» **REQUIRED WORK**:
Copy out every line in the entries below that includes "color".

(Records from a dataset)
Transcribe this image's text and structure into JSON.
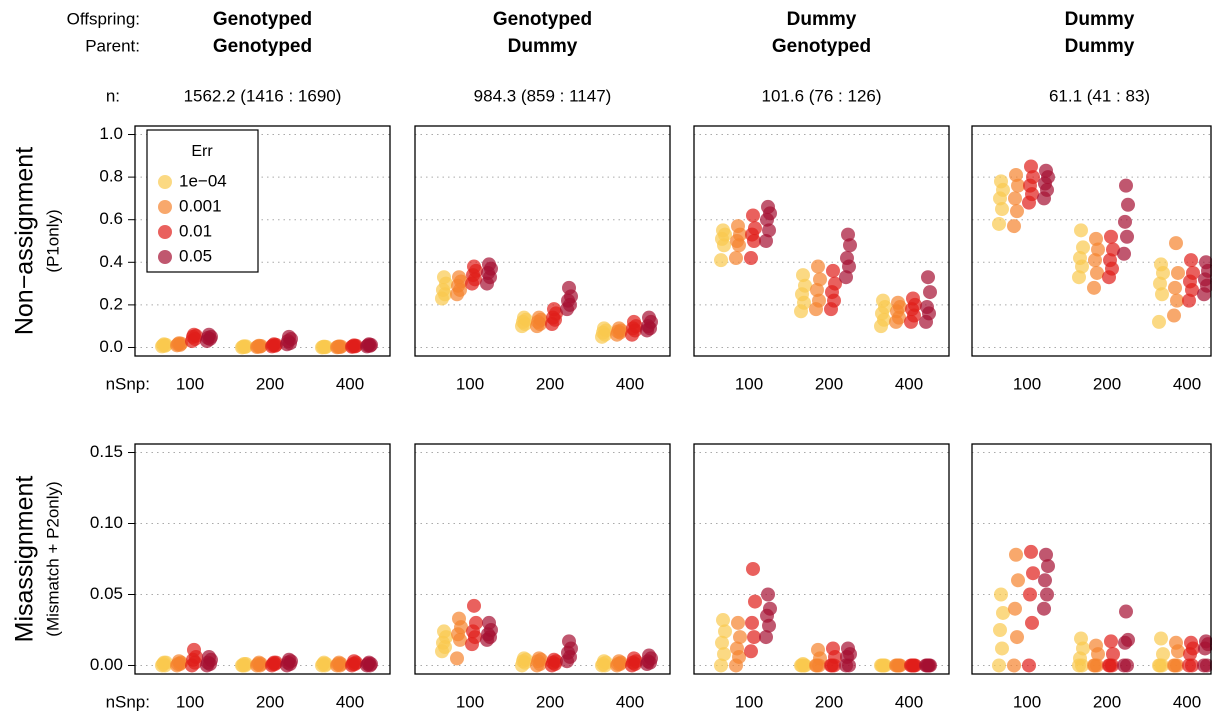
{
  "headers": {
    "offspring_label": "Offspring:",
    "parent_label": "Parent:",
    "n_label": "n:",
    "columns": [
      {
        "offspring": "Genotyped",
        "parent": "Genotyped",
        "n": "1562.2 (1416 : 1690)"
      },
      {
        "offspring": "Genotyped",
        "parent": "Dummy",
        "n": "984.3 (859 : 1147)"
      },
      {
        "offspring": "Dummy",
        "parent": "Genotyped",
        "n": "101.6 (76 : 126)"
      },
      {
        "offspring": "Dummy",
        "parent": "Dummy",
        "n": "61.1 (41 : 83)"
      }
    ]
  },
  "legend": {
    "title": "Err",
    "corner": "top-left",
    "series": [
      {
        "name": "1e−04",
        "color": "#f9c94f"
      },
      {
        "name": "0.001",
        "color": "#f5832e"
      },
      {
        "name": "0.01",
        "color": "#e01e1a"
      },
      {
        "name": "0.05",
        "color": "#a50f32"
      }
    ]
  },
  "chart_data": [
    {
      "type": "scatter",
      "ylabel": "Non−assignment",
      "ylabel_sub": "(P1only)",
      "xlabel": "nSnp:",
      "categories": [
        100,
        200,
        400
      ],
      "ylim": [
        -0.04,
        1.04
      ],
      "ytick_labels": true,
      "yticks": [
        {
          "value": 0,
          "label": "0.0"
        },
        0.2,
        0.4,
        0.6,
        0.8,
        {
          "value": 1,
          "label": "1.0"
        }
      ],
      "grid": true,
      "series": [
        {
          "values": [
            [
              0.005,
              0.008,
              0.01,
              0.012,
              0.015
            ],
            [
              0,
              0.002,
              0.003,
              0.005,
              0.006
            ],
            [
              0,
              0.001,
              0.002,
              0.003,
              0.004
            ]
          ]
        },
        {
          "values": [
            [
              0.01,
              0.012,
              0.015,
              0.018,
              0.02
            ],
            [
              0.002,
              0.004,
              0.005,
              0.007,
              0.008
            ],
            [
              0.001,
              0.002,
              0.003,
              0.004,
              0.005
            ]
          ]
        },
        {
          "values": [
            [
              0.03,
              0.04,
              0.05,
              0.055,
              0.06
            ],
            [
              0.005,
              0.008,
              0.01,
              0.012,
              0.015
            ],
            [
              0.003,
              0.005,
              0.006,
              0.008,
              0.01
            ]
          ]
        },
        {
          "values": [
            [
              0.03,
              0.04,
              0.045,
              0.05,
              0.06
            ],
            [
              0.015,
              0.02,
              0.03,
              0.04,
              0.05
            ],
            [
              0.005,
              0.008,
              0.01,
              0.012,
              0.015
            ]
          ]
        }
      ]
    },
    {
      "type": "scatter",
      "categories": [
        100,
        200,
        400
      ],
      "ylim": [
        -0.04,
        1.04
      ],
      "ytick_labels": false,
      "yticks": [
        0,
        0.2,
        0.4,
        0.6,
        0.8,
        1
      ],
      "grid": true,
      "series": [
        {
          "values": [
            [
              0.23,
              0.25,
              0.27,
              0.3,
              0.33
            ],
            [
              0.1,
              0.11,
              0.12,
              0.13,
              0.14
            ],
            [
              0.05,
              0.06,
              0.07,
              0.08,
              0.09
            ]
          ]
        },
        {
          "values": [
            [
              0.25,
              0.27,
              0.29,
              0.31,
              0.33
            ],
            [
              0.1,
              0.11,
              0.12,
              0.13,
              0.14
            ],
            [
              0.06,
              0.07,
              0.075,
              0.08,
              0.09
            ]
          ]
        },
        {
          "values": [
            [
              0.3,
              0.32,
              0.34,
              0.36,
              0.38
            ],
            [
              0.11,
              0.13,
              0.14,
              0.16,
              0.18
            ],
            [
              0.06,
              0.08,
              0.09,
              0.1,
              0.12
            ]
          ]
        },
        {
          "values": [
            [
              0.3,
              0.33,
              0.35,
              0.37,
              0.39
            ],
            [
              0.18,
              0.2,
              0.22,
              0.24,
              0.28
            ],
            [
              0.08,
              0.09,
              0.1,
              0.12,
              0.14
            ]
          ]
        }
      ]
    },
    {
      "type": "scatter",
      "categories": [
        100,
        200,
        400
      ],
      "ylim": [
        -0.04,
        1.04
      ],
      "ytick_labels": false,
      "yticks": [
        0,
        0.2,
        0.4,
        0.6,
        0.8,
        1
      ],
      "grid": true,
      "series": [
        {
          "values": [
            [
              0.41,
              0.48,
              0.51,
              0.53,
              0.55
            ],
            [
              0.17,
              0.21,
              0.25,
              0.29,
              0.34
            ],
            [
              0.1,
              0.13,
              0.16,
              0.19,
              0.22
            ]
          ]
        },
        {
          "values": [
            [
              0.42,
              0.48,
              0.5,
              0.53,
              0.57
            ],
            [
              0.18,
              0.22,
              0.27,
              0.32,
              0.38
            ],
            [
              0.12,
              0.14,
              0.17,
              0.19,
              0.21
            ]
          ]
        },
        {
          "values": [
            [
              0.42,
              0.5,
              0.53,
              0.56,
              0.62
            ],
            [
              0.18,
              0.22,
              0.26,
              0.3,
              0.36
            ],
            [
              0.12,
              0.15,
              0.18,
              0.2,
              0.23
            ]
          ]
        },
        {
          "values": [
            [
              0.5,
              0.55,
              0.6,
              0.63,
              0.66
            ],
            [
              0.33,
              0.38,
              0.42,
              0.48,
              0.53
            ],
            [
              0.12,
              0.16,
              0.19,
              0.26,
              0.33
            ]
          ]
        }
      ]
    },
    {
      "type": "scatter",
      "categories": [
        100,
        200,
        400
      ],
      "ylim": [
        -0.04,
        1.04
      ],
      "ytick_labels": false,
      "yticks": [
        0,
        0.2,
        0.4,
        0.6,
        0.8,
        1
      ],
      "grid": true,
      "series": [
        {
          "values": [
            [
              0.58,
              0.65,
              0.7,
              0.74,
              0.78
            ],
            [
              0.33,
              0.38,
              0.42,
              0.47,
              0.55
            ],
            [
              0.12,
              0.25,
              0.3,
              0.35,
              0.39
            ]
          ]
        },
        {
          "values": [
            [
              0.57,
              0.64,
              0.7,
              0.76,
              0.81
            ],
            [
              0.28,
              0.35,
              0.41,
              0.46,
              0.51
            ],
            [
              0.15,
              0.22,
              0.28,
              0.35,
              0.49
            ]
          ]
        },
        {
          "values": [
            [
              0.68,
              0.72,
              0.76,
              0.8,
              0.85
            ],
            [
              0.33,
              0.37,
              0.41,
              0.46,
              0.52
            ],
            [
              0.22,
              0.27,
              0.31,
              0.35,
              0.41
            ]
          ]
        },
        {
          "values": [
            [
              0.7,
              0.74,
              0.77,
              0.8,
              0.83
            ],
            [
              0.44,
              0.52,
              0.59,
              0.67,
              0.76
            ],
            [
              0.25,
              0.29,
              0.32,
              0.36,
              0.4
            ]
          ]
        }
      ]
    },
    {
      "type": "scatter",
      "ylabel": "Misassignment",
      "ylabel_sub": "(Mismatch + P2only)",
      "xlabel": "nSnp:",
      "categories": [
        100,
        200,
        400
      ],
      "ylim": [
        -0.006,
        0.156
      ],
      "ytick_labels": true,
      "yticks": [
        {
          "value": 0,
          "label": "0.00"
        },
        {
          "value": 0.05,
          "label": "0.05"
        },
        {
          "value": 0.1,
          "label": "0.10"
        },
        {
          "value": 0.15,
          "label": "0.15"
        }
      ],
      "grid": true,
      "series": [
        {
          "values": [
            [
              0,
              0,
              0.001,
              0.002,
              0.002
            ],
            [
              0,
              0,
              0,
              0.001,
              0.001
            ],
            [
              0,
              0,
              0.001,
              0.001,
              0.002
            ]
          ]
        },
        {
          "values": [
            [
              0,
              0.001,
              0.001,
              0.002,
              0.003
            ],
            [
              0,
              0,
              0.001,
              0.001,
              0.002
            ],
            [
              0,
              0,
              0.001,
              0.001,
              0.002
            ]
          ]
        },
        {
          "values": [
            [
              0,
              0.002,
              0.004,
              0.006,
              0.011
            ],
            [
              0,
              0.001,
              0.001,
              0.002,
              0.002
            ],
            [
              0,
              0.001,
              0.001,
              0.002,
              0.003
            ]
          ]
        },
        {
          "values": [
            [
              0,
              0.001,
              0.002,
              0.004,
              0.006
            ],
            [
              0,
              0.001,
              0.002,
              0.003,
              0.004
            ],
            [
              0,
              0,
              0.001,
              0.001,
              0.002
            ]
          ]
        }
      ]
    },
    {
      "type": "scatter",
      "categories": [
        100,
        200,
        400
      ],
      "ylim": [
        -0.006,
        0.156
      ],
      "ytick_labels": false,
      "yticks": [
        0,
        0.05,
        0.1,
        0.15
      ],
      "grid": true,
      "series": [
        {
          "values": [
            [
              0.01,
              0.013,
              0.016,
              0.02,
              0.024
            ],
            [
              0,
              0.002,
              0.003,
              0.004,
              0.005
            ],
            [
              0,
              0,
              0.001,
              0.002,
              0.003
            ]
          ]
        },
        {
          "values": [
            [
              0.005,
              0.018,
              0.022,
              0.027,
              0.033
            ],
            [
              0,
              0.001,
              0.003,
              0.004,
              0.005
            ],
            [
              0,
              0.001,
              0.001,
              0.002,
              0.003
            ]
          ]
        },
        {
          "values": [
            [
              0.015,
              0.02,
              0.024,
              0.03,
              0.042
            ],
            [
              0,
              0.001,
              0.002,
              0.003,
              0.004
            ],
            [
              0,
              0.001,
              0.002,
              0.003,
              0.005
            ]
          ]
        },
        {
          "values": [
            [
              0.018,
              0.02,
              0.022,
              0.025,
              0.03
            ],
            [
              0.003,
              0.006,
              0.009,
              0.012,
              0.017
            ],
            [
              0.001,
              0.002,
              0.003,
              0.005,
              0.007
            ]
          ]
        }
      ]
    },
    {
      "type": "scatter",
      "categories": [
        100,
        200,
        400
      ],
      "ylim": [
        -0.006,
        0.156
      ],
      "ytick_labels": false,
      "yticks": [
        0,
        0.05,
        0.1,
        0.15
      ],
      "grid": true,
      "series": [
        {
          "values": [
            [
              0,
              0.008,
              0.016,
              0.024,
              0.032
            ],
            [
              0,
              0,
              0,
              0,
              0.001
            ],
            [
              0,
              0,
              0,
              0,
              0
            ]
          ]
        },
        {
          "values": [
            [
              0,
              0.006,
              0.012,
              0.02,
              0.03
            ],
            [
              0,
              0,
              0,
              0.005,
              0.011
            ],
            [
              0,
              0,
              0,
              0,
              0
            ]
          ]
        },
        {
          "values": [
            [
              0.01,
              0.02,
              0.03,
              0.045,
              0.068
            ],
            [
              0,
              0,
              0,
              0.006,
              0.012
            ],
            [
              0,
              0,
              0,
              0,
              0
            ]
          ]
        },
        {
          "values": [
            [
              0.02,
              0.028,
              0.035,
              0.04,
              0.05
            ],
            [
              0,
              0,
              0.006,
              0.008,
              0.012
            ],
            [
              0,
              0,
              0,
              0,
              0
            ]
          ]
        }
      ]
    },
    {
      "type": "scatter",
      "categories": [
        100,
        200,
        400
      ],
      "ylim": [
        -0.006,
        0.156
      ],
      "ytick_labels": false,
      "yticks": [
        0,
        0.05,
        0.1,
        0.15
      ],
      "grid": true,
      "series": [
        {
          "values": [
            [
              0,
              0.012,
              0.025,
              0.037,
              0.05
            ],
            [
              0,
              0,
              0.005,
              0.012,
              0.019
            ],
            [
              0,
              0,
              0,
              0.008,
              0.019
            ]
          ]
        },
        {
          "values": [
            [
              0,
              0.02,
              0.04,
              0.06,
              0.078
            ],
            [
              0,
              0,
              0,
              0.008,
              0.014
            ],
            [
              0,
              0,
              0,
              0.01,
              0.016
            ]
          ]
        },
        {
          "values": [
            [
              0,
              0.03,
              0.05,
              0.065,
              0.08
            ],
            [
              0,
              0,
              0,
              0.008,
              0.017
            ],
            [
              0,
              0,
              0.008,
              0.012,
              0.016
            ]
          ]
        },
        {
          "values": [
            [
              0.04,
              0.05,
              0.06,
              0.07,
              0.078
            ],
            [
              0,
              0,
              0.016,
              0.018,
              0.038
            ],
            [
              0,
              0,
              0.012,
              0.015,
              0.017
            ]
          ]
        }
      ]
    }
  ]
}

» **FULL OUTPUT**:
        "color": "#f9c94f"
        "color": "#f5832e"
        "color": "#e01e1a"
        "color": "#a50f32"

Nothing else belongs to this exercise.